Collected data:
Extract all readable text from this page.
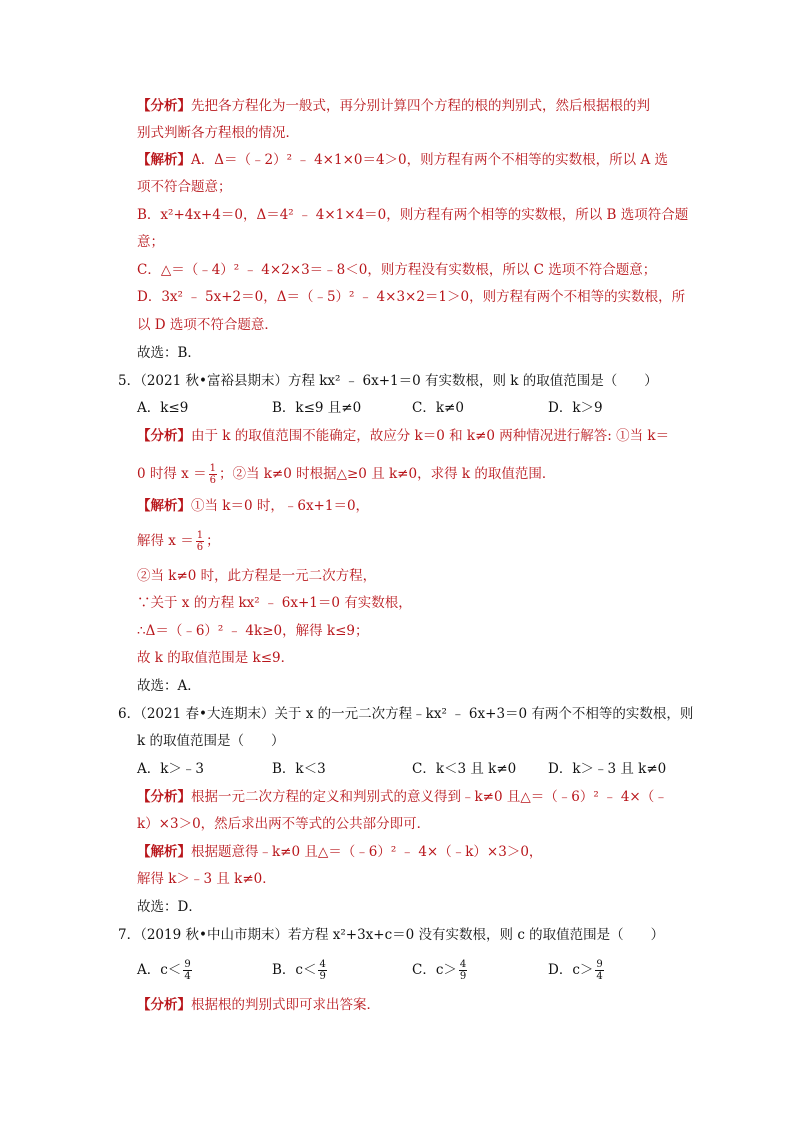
【分析】先把各方程化为一般式，再分别计算四个方程的根的判别式，然后根据根的判
别式判断各方程根的情况．
【解析】A．Δ＝（﹣2）² ﹣ 4×1×0＝4＞0，则方程有两个不相等的实数根，所以 A 选
项不符合题意；
B．x²+4x+4＝0，Δ＝4² ﹣ 4×1×4＝0，则方程有两个相等的实数根，所以 B 选项符合题
意；
C．△＝（﹣4）² ﹣ 4×2×3＝﹣8＜0，则方程没有实数根，所以 C 选项不符合题意；
D．3x² ﹣ 5x+2＝0，Δ＝（﹣5）² ﹣ 4×3×2＝1＞0，则方程有两个不相等的实数根，所
以 D 选项不符合题意．
故选：B．
5．（2021 秋•富裕县期末）方程 kx² ﹣ 6x+1＝0 有实数根，则 k 的取值范围是（　　）
A．k≤9	B．k≤9 且≠0	C．k≠0	D．k＞9
【分析】由于 k 的取值范围不能确定，故应分 k＝0 和 k≠0 两种情况进行解答: ①当 k＝
0 时得 $x = \frac{1}{6}$ ；②当 k≠0 时根据△≥0 且 k≠0，求得 k 的取值范围．
【解析】①当 k＝0 时，﹣6x+1＝0，
解得 $x = \frac{1}{6}$ ；
②当 k≠0 时，此方程是一元二次方程，
∵关于 x 的方程 kx² ﹣ 6x+1＝0 有实数根，
∴Δ＝（﹣6）² ﹣ 4k≥0，解得 k≤9；
故 k 的取值范围是 k≤9．
故选：A．
6．（2021 春•大连期末）关于 x 的一元二次方程﹣kx² ﹣ 6x+3＝0 有两个不相等的实数根，则
k 的取值范围是（　　）
A．k＞﹣3	B．k＜3	C．k＜3 且 k≠0 D．k＞﹣3 且 k≠0
【分析】根据一元二次方程的定义和判别式的意义得到﹣k≠0 且△＝（﹣6）² ﹣ 4×（﹣
k）×3＞0，然后求出两不等式的公共部分即可．
【解析】根据题意得﹣k≠0 且△＝（﹣6）² ﹣ 4×（﹣k）×3＞0，
解得 k＞﹣3 且 k≠0．
故选：D．
7．（2019 秋•中山市期末）若方程 x²+3x+c＝0 没有实数根，则 c 的取值范围是（　　）
A．$c< \frac{9}{4}$	B．$c< \frac{4}{9}$	C．$c> \frac{4}{9}$	D．$c> \frac{9}{4}$
【分析】根据根的判别式即可求出答案．
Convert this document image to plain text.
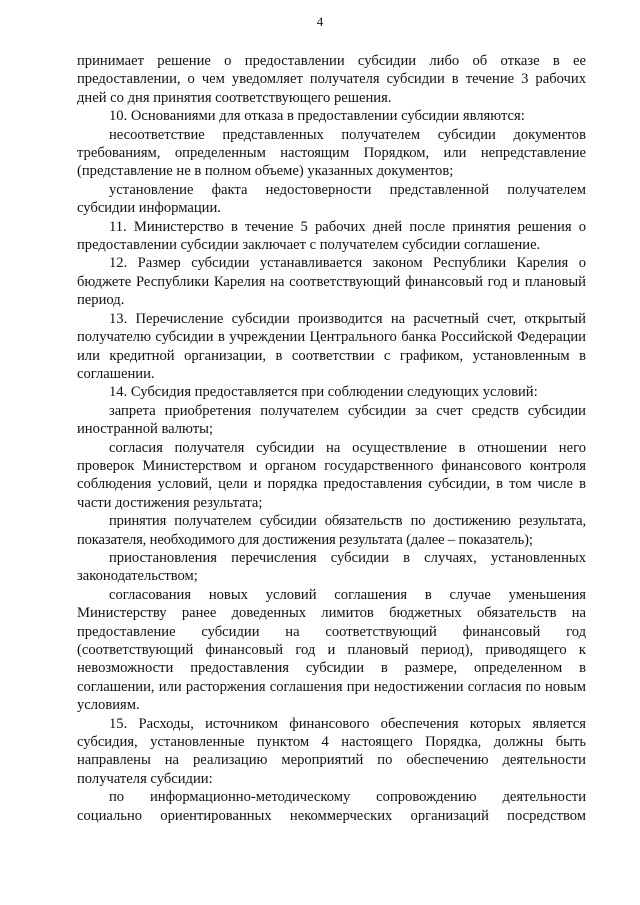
4

принимает решение о предоставлении субсидии либо об отказе в ее предоставлении, о чем уведомляет получателя субсидии в течение 3 рабочих дней со дня принятия соответствующего решения.

10. Основаниями для отказа в предоставлении субсидии являются:

несоответствие представленных получателем субсидии документов требованиям, определенным настоящим Порядком, или непредставление (представление не в полном объеме) указанных документов;

установление факта недостоверности представленной получателем субсидии информации.

11. Министерство в течение 5 рабочих дней после принятия решения о предоставлении субсидии заключает с получателем субсидии соглашение.

12. Размер субсидии устанавливается законом Республики Карелия о бюджете Республики Карелия на соответствующий финансовый год и плановый период.

13. Перечисление субсидии производится на расчетный счет, открытый получателю субсидии в учреждении Центрального банка Российской Федерации или кредитной организации, в соответствии с графиком, установленным в соглашении.

14. Субсидия предоставляется при соблюдении следующих условий:

запрета приобретения получателем субсидии за счет средств субсидии иностранной валюты;

согласия получателя субсидии на осуществление в отношении него проверок Министерством и органом государственного финансового контроля соблюдения условий, цели и порядка предоставления субсидии, в том числе в части достижения результата;

принятия получателем субсидии обязательств по достижению результата, показателя, необходимого для достижения результата (далее – показатель);

приостановления перечисления субсидии в случаях, установленных законодательством;

согласования новых условий соглашения в случае уменьшения Министерству ранее доведенных лимитов бюджетных обязательств на предоставление субсидии на соответствующий финансовый год (соответствующий финансовый год и плановый период), приводящего к невозможности предоставления субсидии в размере, определенном в соглашении, или расторжения соглашения при недостижении согласия по новым условиям.

15. Расходы, источником финансового обеспечения которых является субсидия, установленные пунктом 4 настоящего Порядка, должны быть направлены на реализацию мероприятий по обеспечению деятельности получателя субсидии:

по информационно-методическому сопровождению деятельности социально ориентированных некоммерческих организаций посредством
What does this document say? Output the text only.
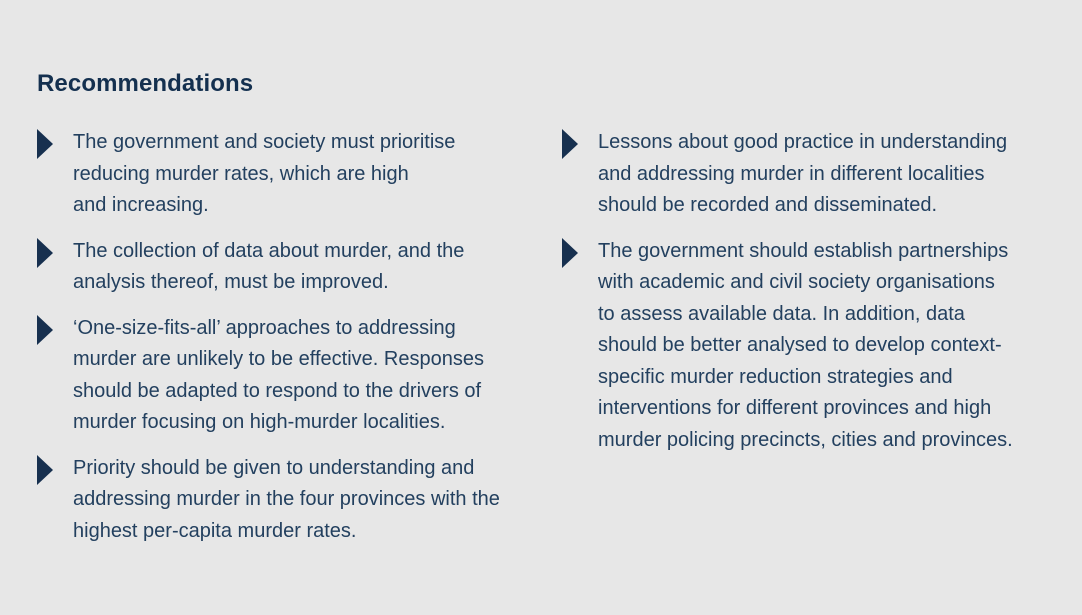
Recommendations
The government and society must prioritise
reducing murder rates, which are high
and increasing.
The collection of data about murder, and the
analysis thereof, must be improved.
‘One-size-fits-all’ approaches to addressing
murder are unlikely to be effective. Responses
should be adapted to respond to the drivers of
murder focusing on high-murder localities.
Priority should be given to understanding and
addressing murder in the four provinces with the
highest per-capita murder rates.
Lessons about good practice in understanding
and addressing murder in different localities
should be recorded and disseminated.
The government should establish partnerships
with academic and civil society organisations
to assess available data. In addition, data
should be better analysed to develop context-
specific murder reduction strategies and
interventions for different provinces and high
murder policing precincts, cities and provinces.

● AIM OF THE EXERCISE
Set down, unchanged, only the lines running from the line with "What does this" to the last line, including both. Pictures stay out of the copy.

● COMPLETE RESPONSE
What does this document say? Output the text only.
Recommendations
The government and society must prioritise
reducing murder rates, which are high
and increasing.
The collection of data about murder, and the
analysis thereof, must be improved.
‘One-size-fits-all’ approaches to addressing
murder are unlikely to be effective. Responses
should be adapted to respond to the drivers of
murder focusing on high-murder localities.
Priority should be given to understanding and
addressing murder in the four provinces with the
highest per-capita murder rates.
Lessons about good practice in understanding
and addressing murder in different localities
should be recorded and disseminated.
The government should establish partnerships
with academic and civil society organisations
to assess available data. In addition, data
should be better analysed to develop context-
specific murder reduction strategies and
interventions for different provinces and high
murder policing precincts, cities and provinces.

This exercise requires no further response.